■ **What you are asked to do**
Which lines hold the word "silhouette"? Copy each of them.
## begin Task material
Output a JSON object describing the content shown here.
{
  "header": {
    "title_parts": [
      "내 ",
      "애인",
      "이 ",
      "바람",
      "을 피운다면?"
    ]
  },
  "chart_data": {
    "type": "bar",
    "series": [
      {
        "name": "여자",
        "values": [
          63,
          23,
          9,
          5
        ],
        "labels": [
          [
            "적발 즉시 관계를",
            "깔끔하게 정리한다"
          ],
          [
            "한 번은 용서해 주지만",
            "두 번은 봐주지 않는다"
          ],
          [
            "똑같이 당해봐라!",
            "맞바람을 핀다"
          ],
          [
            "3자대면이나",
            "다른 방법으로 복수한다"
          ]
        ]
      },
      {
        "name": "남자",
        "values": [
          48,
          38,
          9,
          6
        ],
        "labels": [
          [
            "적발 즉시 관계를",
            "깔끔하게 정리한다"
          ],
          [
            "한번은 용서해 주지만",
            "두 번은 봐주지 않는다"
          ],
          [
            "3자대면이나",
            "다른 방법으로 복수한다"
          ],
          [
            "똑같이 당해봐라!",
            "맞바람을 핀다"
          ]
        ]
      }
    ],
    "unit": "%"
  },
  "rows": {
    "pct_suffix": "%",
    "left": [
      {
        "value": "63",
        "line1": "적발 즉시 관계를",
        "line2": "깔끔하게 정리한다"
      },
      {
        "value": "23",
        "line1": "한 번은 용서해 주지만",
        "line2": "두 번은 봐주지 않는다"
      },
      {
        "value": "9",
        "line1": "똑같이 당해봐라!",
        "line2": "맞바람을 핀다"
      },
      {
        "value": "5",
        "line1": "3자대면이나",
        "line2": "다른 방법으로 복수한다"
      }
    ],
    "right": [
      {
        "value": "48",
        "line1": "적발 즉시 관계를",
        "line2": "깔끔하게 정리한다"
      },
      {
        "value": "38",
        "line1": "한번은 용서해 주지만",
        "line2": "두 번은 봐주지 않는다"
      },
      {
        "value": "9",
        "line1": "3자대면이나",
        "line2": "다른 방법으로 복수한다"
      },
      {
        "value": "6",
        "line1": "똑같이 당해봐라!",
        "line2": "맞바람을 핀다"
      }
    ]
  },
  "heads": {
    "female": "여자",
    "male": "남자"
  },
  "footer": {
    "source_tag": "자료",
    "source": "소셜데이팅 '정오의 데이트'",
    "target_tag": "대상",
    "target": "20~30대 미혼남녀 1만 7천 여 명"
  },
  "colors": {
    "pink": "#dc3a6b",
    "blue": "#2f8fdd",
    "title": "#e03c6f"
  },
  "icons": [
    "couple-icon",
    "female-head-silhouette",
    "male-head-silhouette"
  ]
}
## end Task material
■ **Answer to this exercise**
    "female-head-silhouette",
    "male-head-silhouette"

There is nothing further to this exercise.